Text block
-=-=-=-=-
Thread: Any way to figure out why a session stopped?

Any way to figure out why a session stopped?

From
Andrew Perrin
Date:
Greetings-

I was running a large job, started on Wednesday evening. The job, which
used a perl script and DBI to do some manipulation and pattern extraction
from full-text documents in a PostgreSQL database (version 7.1.3, running
on debian linux), stopped about 1/3 of the way through its task.

Unfortunately, I don't still have the window open from which I ran the
script. Is there any way to figure out why it stopped, and thereby fix the
problem? There's nothing very illuminating in /var/log/postgres.log, and
from psql I can insert rows into all the tables, so I don't think it was
an issue of the tables growing too big.  However, they are very big, so if
that rings any bells let me know:

auth=# select count(*) from patterns;
  count
---------
 2720343
(1 row)

auth=# select count(*) from pattern_occurrences;
  count
---------
 3176859
(1 row)


There is, though, plenty of disk space for them to play with:

aperrin@hm269-26876:~$ df /var/lib/postgres/data
Filesystem           1k-blocks      Used Available Use% Mounted on
/dev/hda3              9614148   3675684   5450088  41% /


----------------------------------------------------------------------
Andrew J Perrin - andrew_perrin@unc.edu - http://www.unc.edu/~aperrin
 Assistant Professor of Sociology, U of North Carolina, Chapel Hill
      269 Hamilton Hall, CB#3210, Chapel Hill, NC 27599-3210 USA



Re: Any way to figure out why a session stopped?
-=-=-=-=-
Supplied material
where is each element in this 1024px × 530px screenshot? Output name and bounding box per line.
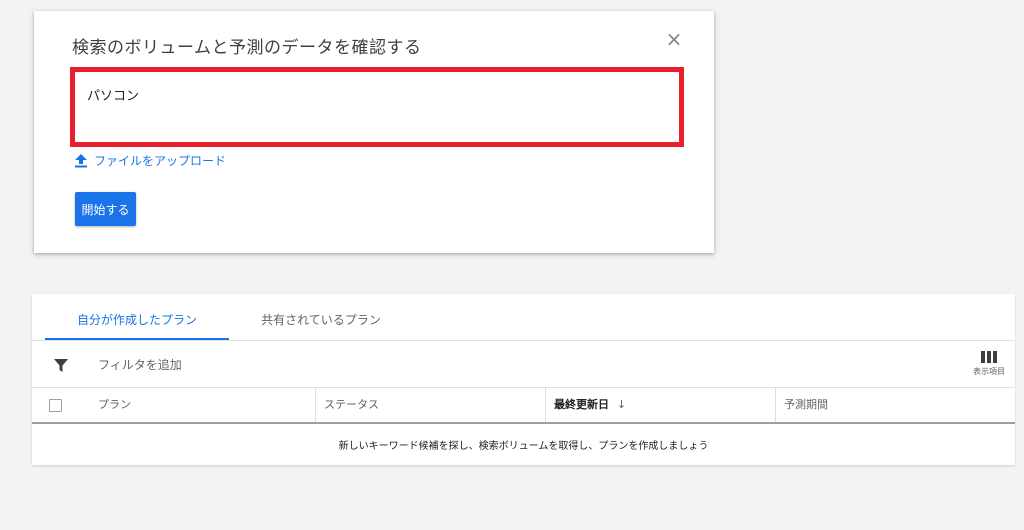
-=-=-=-=-
What this exercise asks
(a) Answer these questions using the mailing-list post about a stopped database session:
(i) Which version of PostgreSQL was the job running on?
(ii) How many rows did the count return for the pattern_occurrences table?
(iii) What percentage of the filesystem does the df output show as used?
(b) From the mailing-list post about a stopped database session, return the passage that begins at the words "I was running" and stops after "through its task.".
(c) Resume the mailing-list thread about a stopped database session, picking up after its last line.

Responses per task
(a)
(i) Version 7.1.3.
(ii) 3176859.
(iii) 41%.

(b)
I was running a large job, started on Wednesday evening. The job, which
used a perl script and DBI to do some manipulation and pattern extraction
from full-text documents in a PostgreSQL database (version 7.1.3, running
on debian linux), stopped about 1/3 of the way through its task.

(c)
From
Terrence Brannon
Date:
On Thursday, January 3, 2002, at 07:13 PM, Andrew Perrin wrote:

> Greetings-
>
> I was running a large job, started on Wednesday evening. The job, which
> used a perl script and DBI to do some manipulation and pattern
> extraction
> from full-text documents in a PostgreSQL database (version 7.1.3,
> running
> on debian linux), stopped about 1/3 of the way through its task.
>
> Unfortunately, I don't still have the window open from which I ran the
> script. Is there any way to figure out why it stopped,

perldoc DBI will tell you:

<quote>

"trace"
              DBI->trace($trace_level)
              DBI->trace($trace_level, $trace_filename)

            DBI trace information can be enabled for all handles
            using the "trace" DBI class method. To enable trace
            information for a specific handle, use the similar
            "$h-">"trace" method described elsewhere.

            Trace levels are as follows:

              0 - Trace disabled.
              1 - Trace DBI method calls returning with results or
errors.
              2 - Trace method entry with parameters and returning
with results.
              3 - As above, adding some high-level information
from the driver
                  and some internal information from the DBI.
              4 - As above, adding more detailed information from
the driver.
                  Also includes DBI mutex information when using
threaded Perl.
              5 and above - As above but with more and more
obscure information.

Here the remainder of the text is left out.